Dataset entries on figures
--*--

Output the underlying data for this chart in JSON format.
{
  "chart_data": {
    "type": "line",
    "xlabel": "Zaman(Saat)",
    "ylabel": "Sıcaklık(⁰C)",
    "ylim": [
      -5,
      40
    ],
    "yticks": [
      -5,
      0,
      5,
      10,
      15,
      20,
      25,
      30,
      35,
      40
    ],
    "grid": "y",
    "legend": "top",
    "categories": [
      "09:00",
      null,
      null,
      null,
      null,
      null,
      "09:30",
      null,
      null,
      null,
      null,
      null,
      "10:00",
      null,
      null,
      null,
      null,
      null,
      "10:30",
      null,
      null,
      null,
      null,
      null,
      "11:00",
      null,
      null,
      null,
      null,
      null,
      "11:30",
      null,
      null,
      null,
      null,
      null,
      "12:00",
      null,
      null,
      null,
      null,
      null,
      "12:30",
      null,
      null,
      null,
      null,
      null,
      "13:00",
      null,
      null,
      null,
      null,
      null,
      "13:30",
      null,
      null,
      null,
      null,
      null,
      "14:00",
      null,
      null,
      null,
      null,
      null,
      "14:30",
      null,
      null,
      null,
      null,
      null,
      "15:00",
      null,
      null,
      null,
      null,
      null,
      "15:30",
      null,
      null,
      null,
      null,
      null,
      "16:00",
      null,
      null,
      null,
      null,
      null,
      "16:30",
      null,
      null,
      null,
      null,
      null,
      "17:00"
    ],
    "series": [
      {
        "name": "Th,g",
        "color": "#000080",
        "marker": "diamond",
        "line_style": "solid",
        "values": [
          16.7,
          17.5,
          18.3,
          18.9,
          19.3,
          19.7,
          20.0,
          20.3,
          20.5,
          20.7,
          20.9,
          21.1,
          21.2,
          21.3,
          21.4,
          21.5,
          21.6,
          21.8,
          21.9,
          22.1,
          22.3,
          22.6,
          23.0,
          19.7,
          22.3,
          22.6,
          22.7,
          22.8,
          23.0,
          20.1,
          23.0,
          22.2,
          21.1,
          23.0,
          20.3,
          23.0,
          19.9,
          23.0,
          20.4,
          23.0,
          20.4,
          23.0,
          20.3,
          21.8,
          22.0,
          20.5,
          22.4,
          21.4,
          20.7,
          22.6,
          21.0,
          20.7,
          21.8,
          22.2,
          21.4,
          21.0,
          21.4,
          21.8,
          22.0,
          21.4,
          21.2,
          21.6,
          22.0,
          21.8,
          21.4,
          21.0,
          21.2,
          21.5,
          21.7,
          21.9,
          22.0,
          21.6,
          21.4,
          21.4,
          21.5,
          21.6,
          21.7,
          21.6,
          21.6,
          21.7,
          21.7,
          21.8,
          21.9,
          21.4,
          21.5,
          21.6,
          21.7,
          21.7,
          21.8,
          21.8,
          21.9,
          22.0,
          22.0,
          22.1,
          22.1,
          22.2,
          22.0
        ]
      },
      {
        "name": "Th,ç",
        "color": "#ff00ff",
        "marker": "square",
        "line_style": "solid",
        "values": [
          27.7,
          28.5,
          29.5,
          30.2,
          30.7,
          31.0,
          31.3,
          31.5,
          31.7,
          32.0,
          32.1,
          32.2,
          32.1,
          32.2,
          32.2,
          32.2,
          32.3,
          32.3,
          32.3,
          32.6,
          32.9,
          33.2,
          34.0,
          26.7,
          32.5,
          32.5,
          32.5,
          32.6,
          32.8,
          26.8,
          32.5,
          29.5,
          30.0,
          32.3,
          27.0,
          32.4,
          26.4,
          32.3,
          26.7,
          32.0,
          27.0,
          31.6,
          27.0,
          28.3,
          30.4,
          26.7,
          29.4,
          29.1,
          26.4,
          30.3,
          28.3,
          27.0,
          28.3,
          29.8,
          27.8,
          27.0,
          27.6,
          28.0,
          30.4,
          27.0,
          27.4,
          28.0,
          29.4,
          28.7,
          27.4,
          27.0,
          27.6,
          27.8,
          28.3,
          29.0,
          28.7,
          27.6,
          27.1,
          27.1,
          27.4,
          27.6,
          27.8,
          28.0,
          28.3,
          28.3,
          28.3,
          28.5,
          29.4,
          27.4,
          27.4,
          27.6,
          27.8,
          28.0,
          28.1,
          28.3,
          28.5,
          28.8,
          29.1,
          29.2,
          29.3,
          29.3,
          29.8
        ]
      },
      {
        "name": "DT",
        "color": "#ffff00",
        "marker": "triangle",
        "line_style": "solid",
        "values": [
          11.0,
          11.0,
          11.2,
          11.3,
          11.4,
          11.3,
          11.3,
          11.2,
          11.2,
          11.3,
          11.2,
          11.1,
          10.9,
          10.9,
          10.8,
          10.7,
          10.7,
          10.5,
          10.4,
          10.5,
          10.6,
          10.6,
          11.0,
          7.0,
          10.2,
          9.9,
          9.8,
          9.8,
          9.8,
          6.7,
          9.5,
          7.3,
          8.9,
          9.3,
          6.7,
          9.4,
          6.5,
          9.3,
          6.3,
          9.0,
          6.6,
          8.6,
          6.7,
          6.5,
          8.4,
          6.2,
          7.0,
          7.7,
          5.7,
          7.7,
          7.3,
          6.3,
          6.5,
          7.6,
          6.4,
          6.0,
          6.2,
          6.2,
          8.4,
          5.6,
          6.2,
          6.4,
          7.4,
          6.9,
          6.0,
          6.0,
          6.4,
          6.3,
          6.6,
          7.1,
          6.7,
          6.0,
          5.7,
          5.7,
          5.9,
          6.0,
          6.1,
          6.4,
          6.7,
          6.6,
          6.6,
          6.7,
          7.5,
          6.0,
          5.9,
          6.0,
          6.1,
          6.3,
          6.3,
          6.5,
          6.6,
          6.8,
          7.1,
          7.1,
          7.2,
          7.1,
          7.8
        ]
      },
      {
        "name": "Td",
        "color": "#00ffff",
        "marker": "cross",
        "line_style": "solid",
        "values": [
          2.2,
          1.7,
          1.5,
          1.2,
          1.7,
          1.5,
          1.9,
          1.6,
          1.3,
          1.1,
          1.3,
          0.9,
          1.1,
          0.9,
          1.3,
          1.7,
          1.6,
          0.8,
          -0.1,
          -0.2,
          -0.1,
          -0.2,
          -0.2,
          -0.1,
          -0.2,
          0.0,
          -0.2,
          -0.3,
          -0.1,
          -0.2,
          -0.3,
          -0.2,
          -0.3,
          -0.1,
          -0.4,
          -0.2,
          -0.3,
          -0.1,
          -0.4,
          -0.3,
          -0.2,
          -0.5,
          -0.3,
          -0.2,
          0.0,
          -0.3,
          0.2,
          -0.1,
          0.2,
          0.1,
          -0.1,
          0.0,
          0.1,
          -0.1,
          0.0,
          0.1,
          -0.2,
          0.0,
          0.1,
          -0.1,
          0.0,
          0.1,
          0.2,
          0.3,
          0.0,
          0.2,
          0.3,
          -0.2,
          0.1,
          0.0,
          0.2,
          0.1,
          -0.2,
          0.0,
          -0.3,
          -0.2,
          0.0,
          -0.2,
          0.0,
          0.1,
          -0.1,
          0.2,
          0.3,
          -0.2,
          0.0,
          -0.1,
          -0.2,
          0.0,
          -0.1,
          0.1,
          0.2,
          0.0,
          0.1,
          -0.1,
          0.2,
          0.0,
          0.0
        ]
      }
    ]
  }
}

--*--

**What this task involves:** Repeat the material above in full, keeping every word.

**Result:**
Output the underlying data for this chart in JSON format.
{
  "chart_data": {
    "type": "line",
    "xlabel": "Zaman(Saat)",
    "ylabel": "Sıcaklık(⁰C)",
    "ylim": [
      -5,
      40
    ],
    "yticks": [
      -5,
      0,
      5,
      10,
      15,
      20,
      25,
      30,
      35,
      40
    ],
    "grid": "y",
    "legend": "top",
    "categories": [
      "09:00",
      null,
      null,
      null,
      null,
      null,
      "09:30",
      null,
      null,
      null,
      null,
      null,
      "10:00",
      null,
      null,
      null,
      null,
      null,
      "10:30",
      null,
      null,
      null,
      null,
      null,
      "11:00",
      null,
      null,
      null,
      null,
      null,
      "11:30",
      null,
      null,
      null,
      null,
      null,
      "12:00",
      null,
      null,
      null,
      null,
      null,
      "12:30",
      null,
      null,
      null,
      null,
      null,
      "13:00",
      null,
      null,
      null,
      null,
      null,
      "13:30",
      null,
      null,
      null,
      null,
      null,
      "14:00",
      null,
      null,
      null,
      null,
      null,
      "14:30",
      null,
      null,
      null,
      null,
      null,
      "15:00",
      null,
      null,
      null,
      null,
      null,
      "15:30",
      null,
      null,
      null,
      null,
      null,
      "16:00",
      null,
      null,
      null,
      null,
      null,
      "16:30",
      null,
      null,
      null,
      null,
      null,
      "17:00"
    ],
    "series": [
      {
        "name": "Th,g",
        "color": "#000080",
        "marker": "diamond",
        "line_style": "solid",
        "values": [
          16.7,
          17.5,
          18.3,
          18.9,
          19.3,
          19.7,
          20.0,
          20.3,
          20.5,
          20.7,
          20.9,
          21.1,
          21.2,
          21.3,
          21.4,
          21.5,
          21.6,
          21.8,
          21.9,
          22.1,
          22.3,
          22.6,
          23.0,
          19.7,
          22.3,
          22.6,
          22.7,
          22.8,
          23.0,
          20.1,
          23.0,
          22.2,
          21.1,
          23.0,
          20.3,
          23.0,
          19.9,
          23.0,
          20.4,
          23.0,
          20.4,
          23.0,
          20.3,
          21.8,
          22.0,
          20.5,
          22.4,
          21.4,
          20.7,
          22.6,
          21.0,
          20.7,
          21.8,
          22.2,
          21.4,
          21.0,
          21.4,
          21.8,
          22.0,
          21.4,
          21.2,
          21.6,
          22.0,
          21.8,
          21.4,
          21.0,
          21.2,
          21.5,
          21.7,
          21.9,
          22.0,
          21.6,
          21.4,
          21.4,
          21.5,
          21.6,
          21.7,
          21.6,
          21.6,
          21.7,
          21.7,
          21.8,
          21.9,
          21.4,
          21.5,
          21.6,
          21.7,
          21.7,
          21.8,
          21.8,
          21.9,
          22.0,
          22.0,
          22.1,
          22.1,
          22.2,
          22.0
        ]
      },
      {
        "name": "Th,ç",
        "color": "#ff00ff",
        "marker": "square",
        "line_style": "solid",
        "values": [
          27.7,
          28.5,
          29.5,
          30.2,
          30.7,
          31.0,
          31.3,
          31.5,
          31.7,
          32.0,
          32.1,
          32.2,
          32.1,
          32.2,
          32.2,
          32.2,
          32.3,
          32.3,
          32.3,
          32.6,
          32.9,
          33.2,
          34.0,
          26.7,
          32.5,
          32.5,
          32.5,
          32.6,
          32.8,
          26.8,
          32.5,
          29.5,
          30.0,
          32.3,
          27.0,
          32.4,
          26.4,
          32.3,
          26.7,
          32.0,
          27.0,
          31.6,
          27.0,
          28.3,
          30.4,
          26.7,
          29.4,
          29.1,
          26.4,
          30.3,
          28.3,
          27.0,
          28.3,
          29.8,
          27.8,
          27.0,
          27.6,
          28.0,
          30.4,
          27.0,
          27.4,
          28.0,
          29.4,
          28.7,
          27.4,
          27.0,
          27.6,
          27.8,
          28.3,
          29.0,
          28.7,
          27.6,
          27.1,
          27.1,
          27.4,
          27.6,
          27.8,
          28.0,
          28.3,
          28.3,
          28.3,
          28.5,
          29.4,
          27.4,
          27.4,
          27.6,
          27.8,
          28.0,
          28.1,
          28.3,
          28.5,
          28.8,
          29.1,
          29.2,
          29.3,
          29.3,
          29.8
        ]
      },
      {
        "name": "DT",
        "color": "#ffff00",
        "marker": "triangle",
        "line_style": "solid",
        "values": [
          11.0,
          11.0,
          11.2,
          11.3,
          11.4,
          11.3,
          11.3,
          11.2,
          11.2,
          11.3,
          11.2,
          11.1,
          10.9,
          10.9,
          10.8,
          10.7,
          10.7,
          10.5,
          10.4,
          10.5,
          10.6,
          10.6,
          11.0,
          7.0,
          10.2,
          9.9,
          9.8,
          9.8,
          9.8,
          6.7,
          9.5,
          7.3,
          8.9,
          9.3,
          6.7,
          9.4,
          6.5,
          9.3,
          6.3,
          9.0,
          6.6,
          8.6,
          6.7,
          6.5,
          8.4,
          6.2,
          7.0,
          7.7,
          5.7,
          7.7,
          7.3,
          6.3,
          6.5,
          7.6,
          6.4,
          6.0,
          6.2,
          6.2,
          8.4,
          5.6,
          6.2,
          6.4,
          7.4,
          6.9,
          6.0,
          6.0,
          6.4,
          6.3,
          6.6,
          7.1,
          6.7,
          6.0,
          5.7,
          5.7,
          5.9,
          6.0,
          6.1,
          6.4,
          6.7,
          6.6,
          6.6,
          6.7,
          7.5,
          6.0,
          5.9,
          6.0,
          6.1,
          6.3,
          6.3,
          6.5,
          6.6,
          6.8,
          7.1,
          7.1,
          7.2,
          7.1,
          7.8
        ]
      },
      {
        "name": "Td",
        "color": "#00ffff",
        "marker": "cross",
        "line_style": "solid",
        "values": [
          2.2,
          1.7,
          1.5,
          1.2,
          1.7,
          1.5,
          1.9,
          1.6,
          1.3,
          1.1,
          1.3,
          0.9,
          1.1,
          0.9,
          1.3,
          1.7,
          1.6,
          0.8,
          -0.1,
          -0.2,
          -0.1,
          -0.2,
          -0.2,
          -0.1,
          -0.2,
          0.0,
          -0.2,
          -0.3,
          -0.1,
          -0.2,
          -0.3,
          -0.2,
          -0.3,
          -0.1,
          -0.4,
          -0.2,
          -0.3,
          -0.1,
          -0.4,
          -0.3,
          -0.2,
          -0.5,
          -0.3,
          -0.2,
          0.0,
          -0.3,
          0.2,
          -0.1,
          0.2,
          0.1,
          -0.1,
          0.0,
          0.1,
          -0.1,
          0.0,
          0.1,
          -0.2,
          0.0,
          0.1,
          -0.1,
          0.0,
          0.1,
          0.2,
          0.3,
          0.0,
          0.2,
          0.3,
          -0.2,
          0.1,
          0.0,
          0.2,
          0.1,
          -0.2,
          0.0,
          -0.3,
          -0.2,
          0.0,
          -0.2,
          0.0,
          0.1,
          -0.1,
          0.2,
          0.3,
          -0.2,
          0.0,
          -0.1,
          -0.2,
          0.0,
          -0.1,
          0.1,
          0.2,
          0.0,
          0.1,
          -0.1,
          0.2,
          0.0,
          0.0
        ]
      }
    ]
  }
}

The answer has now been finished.